DIRECTIONS >>
Your task is to transcribe all of the records exactly and leave out the pictures.

GIVEN RECORDS >>

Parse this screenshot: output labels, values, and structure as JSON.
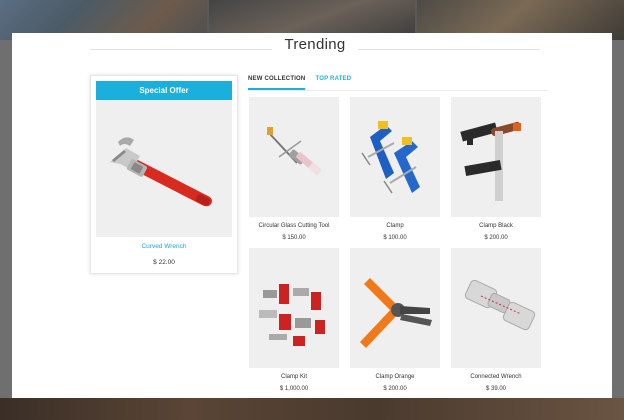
{
  "section": {
    "title": "Trending"
  },
  "special_offer": {
    "header": "Special Offer",
    "product_name": "Curved Wrench",
    "price": "$ 22.00"
  },
  "tabs": [
    {
      "label": "NEW COLLECTION",
      "active": true
    },
    {
      "label": "TOP RATED",
      "active": false
    }
  ],
  "products": [
    {
      "name": "Circular Glass Cutting Tool",
      "price": "$ 150.00"
    },
    {
      "name": "Clamp",
      "price": "$ 100.00"
    },
    {
      "name": "Clamp Black",
      "price": "$ 200.00"
    },
    {
      "name": "Clamp Kit",
      "price": "$ 1,000.00"
    },
    {
      "name": "Clamp Orange",
      "price": "$ 200.00"
    },
    {
      "name": "Connected Wrench",
      "price": "$ 39.00"
    }
  ],
  "colors": {
    "accent": "#1bb0dc",
    "text": "#333333",
    "image_bg": "#efefef"
  },
  "icons": [
    "pipe-wrench-image",
    "glass-cutter-image",
    "c-clamp-image",
    "bar-clamp-image",
    "clamp-kit-image",
    "spring-clamp-image",
    "socket-wrench-image"
  ]
}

ANSWER FOR THIS EXERCISE >>
Parse this screenshot: output labels, values, and structure as JSON.
{
  "section": {
    "title": "Trending"
  },
  "special_offer": {
    "header": "Special Offer",
    "product_name": "Curved Wrench",
    "price": "$ 22.00"
  },
  "tabs": [
    {
      "label": "NEW COLLECTION",
      "active": true
    },
    {
      "label": "TOP RATED",
      "active": false
    }
  ],
  "products": [
    {
      "name": "Circular Glass Cutting Tool",
      "price": "$ 150.00"
    },
    {
      "name": "Clamp",
      "price": "$ 100.00"
    },
    {
      "name": "Clamp Black",
      "price": "$ 200.00"
    },
    {
      "name": "Clamp Kit",
      "price": "$ 1,000.00"
    },
    {
      "name": "Clamp Orange",
      "price": "$ 200.00"
    },
    {
      "name": "Connected Wrench",
      "price": "$ 39.00"
    }
  ],
  "colors": {
    "accent": "#1bb0dc",
    "text": "#333333",
    "image_bg": "#efefef"
  },
  "icons": [
    "pipe-wrench-image",
    "glass-cutter-image",
    "c-clamp-image",
    "bar-clamp-image",
    "clamp-kit-image",
    "spring-clamp-image",
    "socket-wrench-image"
  ]
}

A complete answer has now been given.